STATED TASK: Your task is to repeat the entries exactly. Leave the pictures out.

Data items
========
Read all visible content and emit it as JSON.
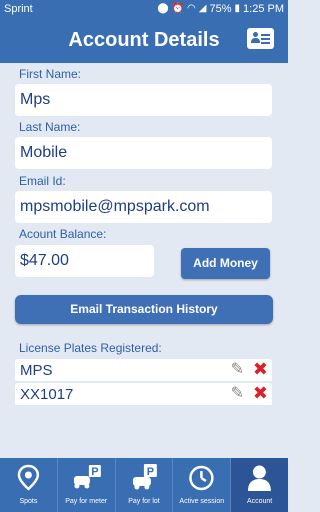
{
  "status_bar": {
    "carrier": "Sprint",
    "battery": "75%",
    "time": "1:25 PM",
    "icons": [
      "location-icon",
      "alarm-icon",
      "wifi-icon",
      "signal-icon",
      "battery-icon"
    ]
  },
  "header": {
    "title": "Account Details",
    "action_icon": "contact-card-icon"
  },
  "form": {
    "first_name_label": "First Name:",
    "first_name_value": "Mps",
    "last_name_label": "Last Name:",
    "last_name_value": "Mobile",
    "email_label": "Email Id:",
    "email_value": "mpsmobile@mpspark.com",
    "balance_label": "Acount Balance:",
    "balance_value": "$47.00",
    "add_money_label": "Add Money",
    "email_history_label": "Email Transaction History"
  },
  "plates": {
    "label": "License Plates Registered:",
    "items": [
      {
        "number": "MPS"
      },
      {
        "number": "XX1017"
      }
    ]
  },
  "tabs": [
    {
      "label": "Spots",
      "icon": "map-pin-icon"
    },
    {
      "label": "Pay for meter",
      "icon": "parking-meter-icon"
    },
    {
      "label": "Pay for lot",
      "icon": "parking-car-icon"
    },
    {
      "label": "Active session",
      "icon": "timer-icon"
    },
    {
      "label": "Account",
      "icon": "user-icon",
      "active": true
    }
  ],
  "colors": {
    "primary": "#3a6eb3",
    "background": "#e3e9f2",
    "text": "#1d3f86",
    "delete": "#d9222a"
  }
}
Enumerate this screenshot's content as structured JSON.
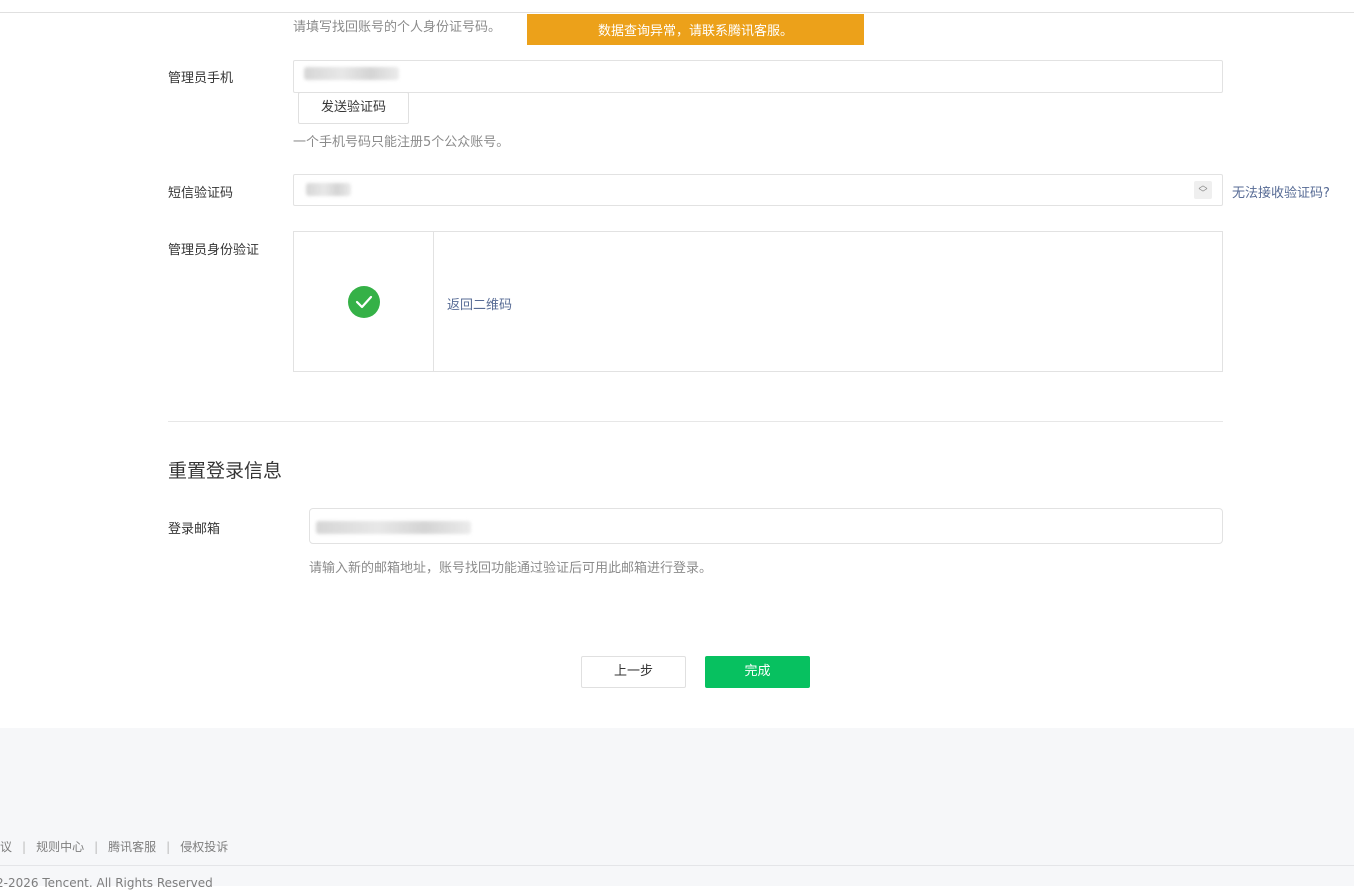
{
  "id_hint": "请填写找回账号的个人身份证号码。",
  "toast": "数据查询异常，请联系腾讯客服。",
  "phone": {
    "label": "管理员手机",
    "send_code_button": "发送验证码",
    "hint": "一个手机号码只能注册5个公众账号。"
  },
  "sms": {
    "label": "短信验证码",
    "cannot_receive_link": "无法接收验证码?"
  },
  "identity": {
    "label": "管理员身份验证",
    "return_qr_link": "返回二维码"
  },
  "reset": {
    "title": "重置登录信息",
    "email_label": "登录邮箱",
    "email_hint": "请输入新的邮箱地址，账号找回功能通过验证后可用此邮箱进行登录。"
  },
  "actions": {
    "prev_button": "上一步",
    "done_button": "完成"
  },
  "footer": {
    "links": [
      "协议",
      "规则中心",
      "腾讯客服",
      "侵权投诉"
    ],
    "copyright": "2-2026 Tencent. All Rights Reserved"
  },
  "colors": {
    "primary": "#07c160",
    "toast": "#eca11a",
    "link": "#576b95"
  }
}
========
FINISHED EXERCISE:
Read all visible content and emit it as JSON.
{
  "status_bar": {
    "carrier": "Sprint",
    "battery": "75%",
    "time": "1:25 PM",
    "icons": [
      "location-icon",
      "alarm-icon",
      "wifi-icon",
      "signal-icon",
      "battery-icon"
    ]
  },
  "header": {
    "title": "Account Details",
    "action_icon": "contact-card-icon"
  },
  "form": {
    "first_name_label": "First Name:",
    "first_name_value": "Mps",
    "last_name_label": "Last Name:",
    "last_name_value": "Mobile",
    "email_label": "Email Id:",
    "email_value": "mpsmobile@mpspark.com",
    "balance_label": "Acount Balance:",
    "balance_value": "$47.00",
    "add_money_label": "Add Money",
    "email_history_label": "Email Transaction History"
  },
  "plates": {
    "label": "License Plates Registered:",
    "items": [
      {
        "number": "MPS"
      },
      {
        "number": "XX1017"
      }
    ]
  },
  "tabs": [
    {
      "label": "Spots",
      "icon": "map-pin-icon"
    },
    {
      "label": "Pay for meter",
      "icon": "parking-meter-icon"
    },
    {
      "label": "Pay for lot",
      "icon": "parking-car-icon"
    },
    {
      "label": "Active session",
      "icon": "timer-icon"
    },
    {
      "label": "Account",
      "icon": "user-icon",
      "active": true
    }
  ],
  "colors": {
    "primary": "#3a6eb3",
    "background": "#e3e9f2",
    "text": "#1d3f86",
    "delete": "#d9222a"
  }
}
Enumerate this screenshot's content as structured JSON.
{
  "id_hint": "请填写找回账号的个人身份证号码。",
  "toast": "数据查询异常，请联系腾讯客服。",
  "phone": {
    "label": "管理员手机",
    "send_code_button": "发送验证码",
    "hint": "一个手机号码只能注册5个公众账号。"
  },
  "sms": {
    "label": "短信验证码",
    "cannot_receive_link": "无法接收验证码?"
  },
  "identity": {
    "label": "管理员身份验证",
    "return_qr_link": "返回二维码"
  },
  "reset": {
    "title": "重置登录信息",
    "email_label": "登录邮箱",
    "email_hint": "请输入新的邮箱地址，账号找回功能通过验证后可用此邮箱进行登录。"
  },
  "actions": {
    "prev_button": "上一步",
    "done_button": "完成"
  },
  "footer": {
    "links": [
      "协议",
      "规则中心",
      "腾讯客服",
      "侵权投诉"
    ],
    "copyright": "2-2026 Tencent. All Rights Reserved"
  },
  "colors": {
    "primary": "#07c160",
    "toast": "#eca11a",
    "link": "#576b95"
  }
}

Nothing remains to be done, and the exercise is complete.